Challenge - Extract from the listing each line in which the word "plot" appears.

Dataset rows about figures -
--- start ---
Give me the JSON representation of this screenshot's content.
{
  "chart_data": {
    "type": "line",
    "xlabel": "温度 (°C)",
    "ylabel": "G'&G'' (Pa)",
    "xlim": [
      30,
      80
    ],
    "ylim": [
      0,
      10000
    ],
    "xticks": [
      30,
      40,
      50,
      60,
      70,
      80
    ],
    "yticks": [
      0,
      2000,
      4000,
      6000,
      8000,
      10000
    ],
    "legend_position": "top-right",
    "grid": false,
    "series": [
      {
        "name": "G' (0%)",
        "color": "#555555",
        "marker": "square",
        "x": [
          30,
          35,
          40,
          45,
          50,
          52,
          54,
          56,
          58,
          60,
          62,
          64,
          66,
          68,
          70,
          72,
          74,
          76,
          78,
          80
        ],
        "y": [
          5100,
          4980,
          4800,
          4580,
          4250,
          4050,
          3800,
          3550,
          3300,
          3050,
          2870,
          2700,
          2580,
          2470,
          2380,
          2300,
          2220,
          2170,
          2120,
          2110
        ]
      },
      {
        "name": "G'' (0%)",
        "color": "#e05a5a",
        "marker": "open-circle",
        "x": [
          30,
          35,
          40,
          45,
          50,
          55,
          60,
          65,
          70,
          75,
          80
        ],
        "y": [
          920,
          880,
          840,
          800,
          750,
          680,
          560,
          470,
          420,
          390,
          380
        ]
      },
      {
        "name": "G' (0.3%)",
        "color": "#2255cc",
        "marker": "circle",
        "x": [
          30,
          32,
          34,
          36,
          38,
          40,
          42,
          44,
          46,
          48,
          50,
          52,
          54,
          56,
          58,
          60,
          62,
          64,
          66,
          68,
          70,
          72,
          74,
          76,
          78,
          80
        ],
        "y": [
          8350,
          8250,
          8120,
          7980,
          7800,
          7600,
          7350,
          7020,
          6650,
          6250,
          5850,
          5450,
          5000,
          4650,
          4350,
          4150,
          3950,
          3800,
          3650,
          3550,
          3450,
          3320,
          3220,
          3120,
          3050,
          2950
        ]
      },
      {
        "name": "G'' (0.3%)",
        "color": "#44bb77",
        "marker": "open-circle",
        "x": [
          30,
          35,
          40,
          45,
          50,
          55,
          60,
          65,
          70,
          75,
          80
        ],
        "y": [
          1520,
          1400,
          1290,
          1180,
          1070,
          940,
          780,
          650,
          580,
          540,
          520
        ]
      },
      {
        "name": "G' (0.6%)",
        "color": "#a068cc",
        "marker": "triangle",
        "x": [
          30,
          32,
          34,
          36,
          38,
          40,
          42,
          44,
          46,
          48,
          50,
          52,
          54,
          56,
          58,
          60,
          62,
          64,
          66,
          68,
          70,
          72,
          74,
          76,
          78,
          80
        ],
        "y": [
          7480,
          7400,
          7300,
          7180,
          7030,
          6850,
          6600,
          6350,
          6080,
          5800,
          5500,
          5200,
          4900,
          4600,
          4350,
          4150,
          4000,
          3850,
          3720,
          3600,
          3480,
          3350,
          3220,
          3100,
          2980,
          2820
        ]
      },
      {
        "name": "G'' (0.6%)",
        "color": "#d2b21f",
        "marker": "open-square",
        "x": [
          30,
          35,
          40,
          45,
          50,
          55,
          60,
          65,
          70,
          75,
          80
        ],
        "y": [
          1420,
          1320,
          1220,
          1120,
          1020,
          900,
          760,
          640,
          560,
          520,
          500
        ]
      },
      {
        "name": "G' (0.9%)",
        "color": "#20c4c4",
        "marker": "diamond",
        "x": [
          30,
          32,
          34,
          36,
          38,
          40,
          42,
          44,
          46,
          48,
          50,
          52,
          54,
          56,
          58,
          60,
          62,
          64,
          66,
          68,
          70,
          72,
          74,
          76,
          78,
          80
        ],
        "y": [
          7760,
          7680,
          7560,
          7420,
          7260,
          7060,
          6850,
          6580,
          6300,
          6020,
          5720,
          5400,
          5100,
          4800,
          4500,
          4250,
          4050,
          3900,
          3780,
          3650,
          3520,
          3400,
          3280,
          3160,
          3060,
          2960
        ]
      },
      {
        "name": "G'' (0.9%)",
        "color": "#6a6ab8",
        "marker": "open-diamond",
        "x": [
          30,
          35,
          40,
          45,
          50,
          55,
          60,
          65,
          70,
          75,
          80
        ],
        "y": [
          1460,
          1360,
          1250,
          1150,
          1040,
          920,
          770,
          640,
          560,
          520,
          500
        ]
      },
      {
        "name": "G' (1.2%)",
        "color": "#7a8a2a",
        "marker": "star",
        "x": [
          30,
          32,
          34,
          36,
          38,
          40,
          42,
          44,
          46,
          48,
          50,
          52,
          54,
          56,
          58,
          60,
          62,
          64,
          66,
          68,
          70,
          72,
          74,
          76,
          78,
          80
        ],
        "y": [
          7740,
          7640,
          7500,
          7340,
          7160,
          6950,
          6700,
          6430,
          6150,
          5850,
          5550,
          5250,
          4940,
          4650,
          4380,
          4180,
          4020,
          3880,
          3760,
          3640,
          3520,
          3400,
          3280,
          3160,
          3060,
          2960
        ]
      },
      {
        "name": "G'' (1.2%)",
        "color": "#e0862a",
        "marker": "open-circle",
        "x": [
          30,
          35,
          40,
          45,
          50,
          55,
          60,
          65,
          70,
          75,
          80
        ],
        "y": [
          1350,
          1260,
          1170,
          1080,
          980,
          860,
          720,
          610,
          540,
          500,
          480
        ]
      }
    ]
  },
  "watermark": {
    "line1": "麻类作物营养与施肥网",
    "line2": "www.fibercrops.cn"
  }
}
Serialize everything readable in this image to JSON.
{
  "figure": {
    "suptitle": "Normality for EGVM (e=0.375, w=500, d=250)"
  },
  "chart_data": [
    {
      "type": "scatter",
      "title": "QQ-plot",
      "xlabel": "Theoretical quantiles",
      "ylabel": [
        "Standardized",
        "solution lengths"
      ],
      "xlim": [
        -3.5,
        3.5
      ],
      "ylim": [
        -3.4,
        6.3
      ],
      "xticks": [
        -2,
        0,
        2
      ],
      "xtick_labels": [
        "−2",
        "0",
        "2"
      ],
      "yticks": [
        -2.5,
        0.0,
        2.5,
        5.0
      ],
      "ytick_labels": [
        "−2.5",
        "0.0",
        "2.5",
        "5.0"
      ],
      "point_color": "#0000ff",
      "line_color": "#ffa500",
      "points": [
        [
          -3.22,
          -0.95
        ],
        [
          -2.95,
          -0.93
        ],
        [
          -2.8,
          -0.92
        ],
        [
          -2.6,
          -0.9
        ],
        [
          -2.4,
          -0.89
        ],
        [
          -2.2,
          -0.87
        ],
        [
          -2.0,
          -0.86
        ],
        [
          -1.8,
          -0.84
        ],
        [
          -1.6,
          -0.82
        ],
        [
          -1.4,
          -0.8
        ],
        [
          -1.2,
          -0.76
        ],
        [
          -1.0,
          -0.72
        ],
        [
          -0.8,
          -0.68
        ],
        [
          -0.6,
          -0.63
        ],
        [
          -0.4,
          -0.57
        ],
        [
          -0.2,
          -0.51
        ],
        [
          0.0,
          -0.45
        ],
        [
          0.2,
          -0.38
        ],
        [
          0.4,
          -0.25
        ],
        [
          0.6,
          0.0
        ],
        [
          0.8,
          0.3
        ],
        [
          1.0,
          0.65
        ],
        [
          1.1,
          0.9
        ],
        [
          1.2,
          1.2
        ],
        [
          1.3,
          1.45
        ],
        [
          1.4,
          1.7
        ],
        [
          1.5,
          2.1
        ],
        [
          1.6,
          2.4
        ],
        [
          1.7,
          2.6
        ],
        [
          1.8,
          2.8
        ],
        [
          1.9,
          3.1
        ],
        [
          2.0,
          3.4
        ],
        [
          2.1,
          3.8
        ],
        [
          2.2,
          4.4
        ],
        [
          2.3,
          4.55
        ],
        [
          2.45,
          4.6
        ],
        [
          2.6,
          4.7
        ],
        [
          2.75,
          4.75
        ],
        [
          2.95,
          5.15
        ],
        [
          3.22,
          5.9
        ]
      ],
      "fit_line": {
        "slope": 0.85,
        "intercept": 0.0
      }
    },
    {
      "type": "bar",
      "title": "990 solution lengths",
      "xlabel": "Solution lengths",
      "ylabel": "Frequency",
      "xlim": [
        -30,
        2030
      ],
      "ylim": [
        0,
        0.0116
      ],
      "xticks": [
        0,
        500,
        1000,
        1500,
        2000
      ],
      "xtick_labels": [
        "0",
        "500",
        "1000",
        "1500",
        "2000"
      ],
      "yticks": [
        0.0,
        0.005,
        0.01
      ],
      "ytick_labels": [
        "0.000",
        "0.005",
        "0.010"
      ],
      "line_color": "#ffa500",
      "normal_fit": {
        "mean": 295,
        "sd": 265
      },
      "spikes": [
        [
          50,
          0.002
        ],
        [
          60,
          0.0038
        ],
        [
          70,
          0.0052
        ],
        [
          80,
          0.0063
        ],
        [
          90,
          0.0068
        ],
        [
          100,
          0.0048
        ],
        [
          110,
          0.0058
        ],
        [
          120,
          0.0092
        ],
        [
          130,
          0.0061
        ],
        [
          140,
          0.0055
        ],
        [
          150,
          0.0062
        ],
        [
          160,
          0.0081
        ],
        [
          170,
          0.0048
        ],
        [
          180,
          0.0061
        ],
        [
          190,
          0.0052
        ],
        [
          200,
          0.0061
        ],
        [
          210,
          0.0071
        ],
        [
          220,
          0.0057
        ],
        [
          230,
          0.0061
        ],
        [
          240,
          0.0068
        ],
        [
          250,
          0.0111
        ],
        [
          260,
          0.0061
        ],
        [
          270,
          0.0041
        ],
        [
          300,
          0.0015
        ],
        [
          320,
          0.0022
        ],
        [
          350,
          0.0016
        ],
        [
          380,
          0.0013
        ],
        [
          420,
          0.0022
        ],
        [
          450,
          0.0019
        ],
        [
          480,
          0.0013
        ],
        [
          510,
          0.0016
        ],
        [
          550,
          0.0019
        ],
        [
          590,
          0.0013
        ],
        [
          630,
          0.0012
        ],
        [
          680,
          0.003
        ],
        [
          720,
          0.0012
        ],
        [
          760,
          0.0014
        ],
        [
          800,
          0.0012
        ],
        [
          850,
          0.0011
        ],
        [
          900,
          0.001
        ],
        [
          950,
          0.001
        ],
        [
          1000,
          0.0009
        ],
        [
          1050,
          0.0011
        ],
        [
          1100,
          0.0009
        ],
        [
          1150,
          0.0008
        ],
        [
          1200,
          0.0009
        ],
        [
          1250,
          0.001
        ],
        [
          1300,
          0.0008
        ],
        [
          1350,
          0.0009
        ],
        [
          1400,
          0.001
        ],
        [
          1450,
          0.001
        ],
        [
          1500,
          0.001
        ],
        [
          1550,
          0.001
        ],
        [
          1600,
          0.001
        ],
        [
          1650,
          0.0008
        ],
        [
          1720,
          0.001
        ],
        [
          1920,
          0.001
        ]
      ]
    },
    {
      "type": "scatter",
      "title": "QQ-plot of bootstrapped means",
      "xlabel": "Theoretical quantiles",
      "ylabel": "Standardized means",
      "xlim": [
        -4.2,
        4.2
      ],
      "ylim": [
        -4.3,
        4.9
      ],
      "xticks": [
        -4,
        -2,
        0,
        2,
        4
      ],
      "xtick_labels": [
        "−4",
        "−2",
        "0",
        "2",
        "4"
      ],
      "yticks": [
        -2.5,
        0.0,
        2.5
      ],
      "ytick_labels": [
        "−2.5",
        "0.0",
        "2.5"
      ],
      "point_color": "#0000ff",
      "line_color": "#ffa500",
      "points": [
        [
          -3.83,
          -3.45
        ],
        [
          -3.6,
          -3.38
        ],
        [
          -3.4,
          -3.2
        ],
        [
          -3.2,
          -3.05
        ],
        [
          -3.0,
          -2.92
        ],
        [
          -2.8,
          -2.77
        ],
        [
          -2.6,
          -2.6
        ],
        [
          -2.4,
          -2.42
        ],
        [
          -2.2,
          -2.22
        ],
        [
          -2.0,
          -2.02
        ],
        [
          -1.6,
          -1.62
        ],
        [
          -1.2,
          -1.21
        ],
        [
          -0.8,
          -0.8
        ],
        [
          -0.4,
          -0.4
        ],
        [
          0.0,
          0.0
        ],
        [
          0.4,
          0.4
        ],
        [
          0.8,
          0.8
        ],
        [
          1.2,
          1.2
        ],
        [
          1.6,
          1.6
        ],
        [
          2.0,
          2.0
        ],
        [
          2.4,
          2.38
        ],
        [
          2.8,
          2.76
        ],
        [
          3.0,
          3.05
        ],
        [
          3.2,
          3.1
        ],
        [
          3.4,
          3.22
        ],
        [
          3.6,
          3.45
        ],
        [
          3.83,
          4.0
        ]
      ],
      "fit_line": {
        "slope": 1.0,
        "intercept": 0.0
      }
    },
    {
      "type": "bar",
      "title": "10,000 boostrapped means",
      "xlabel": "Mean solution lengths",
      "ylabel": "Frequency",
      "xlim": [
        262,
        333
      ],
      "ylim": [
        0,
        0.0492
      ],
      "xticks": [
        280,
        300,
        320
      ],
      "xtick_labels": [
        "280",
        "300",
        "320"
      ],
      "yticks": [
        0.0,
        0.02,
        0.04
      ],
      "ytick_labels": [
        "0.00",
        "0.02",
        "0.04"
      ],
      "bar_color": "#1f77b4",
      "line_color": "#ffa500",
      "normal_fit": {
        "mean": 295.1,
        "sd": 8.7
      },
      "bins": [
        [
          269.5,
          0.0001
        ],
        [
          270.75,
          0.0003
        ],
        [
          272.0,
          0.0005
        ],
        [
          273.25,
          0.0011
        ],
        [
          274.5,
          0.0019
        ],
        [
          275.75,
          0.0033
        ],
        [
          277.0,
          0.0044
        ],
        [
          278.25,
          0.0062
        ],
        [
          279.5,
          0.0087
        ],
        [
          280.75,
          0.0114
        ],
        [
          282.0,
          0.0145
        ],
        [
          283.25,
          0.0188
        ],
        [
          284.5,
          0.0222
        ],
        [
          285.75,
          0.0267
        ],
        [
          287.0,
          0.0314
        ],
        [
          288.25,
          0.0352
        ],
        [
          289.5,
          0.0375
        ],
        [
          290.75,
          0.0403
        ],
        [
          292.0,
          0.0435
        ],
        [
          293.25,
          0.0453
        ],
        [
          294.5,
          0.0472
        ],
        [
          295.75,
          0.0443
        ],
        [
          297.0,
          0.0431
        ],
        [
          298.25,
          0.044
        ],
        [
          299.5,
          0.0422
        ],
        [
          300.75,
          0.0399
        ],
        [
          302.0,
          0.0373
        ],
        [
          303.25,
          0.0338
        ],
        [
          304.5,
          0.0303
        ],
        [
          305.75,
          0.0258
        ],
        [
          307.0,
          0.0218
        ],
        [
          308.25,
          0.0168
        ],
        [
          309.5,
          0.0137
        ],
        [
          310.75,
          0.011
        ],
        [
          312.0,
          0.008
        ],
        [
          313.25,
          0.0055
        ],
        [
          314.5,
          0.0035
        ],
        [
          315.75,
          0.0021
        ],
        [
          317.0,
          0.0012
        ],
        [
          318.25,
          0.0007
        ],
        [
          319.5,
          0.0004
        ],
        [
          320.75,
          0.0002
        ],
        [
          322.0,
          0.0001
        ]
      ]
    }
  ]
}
--- end ---
Right answer -
      "title": "QQ-plot",
      "title": "QQ-plot of bootstrapped means",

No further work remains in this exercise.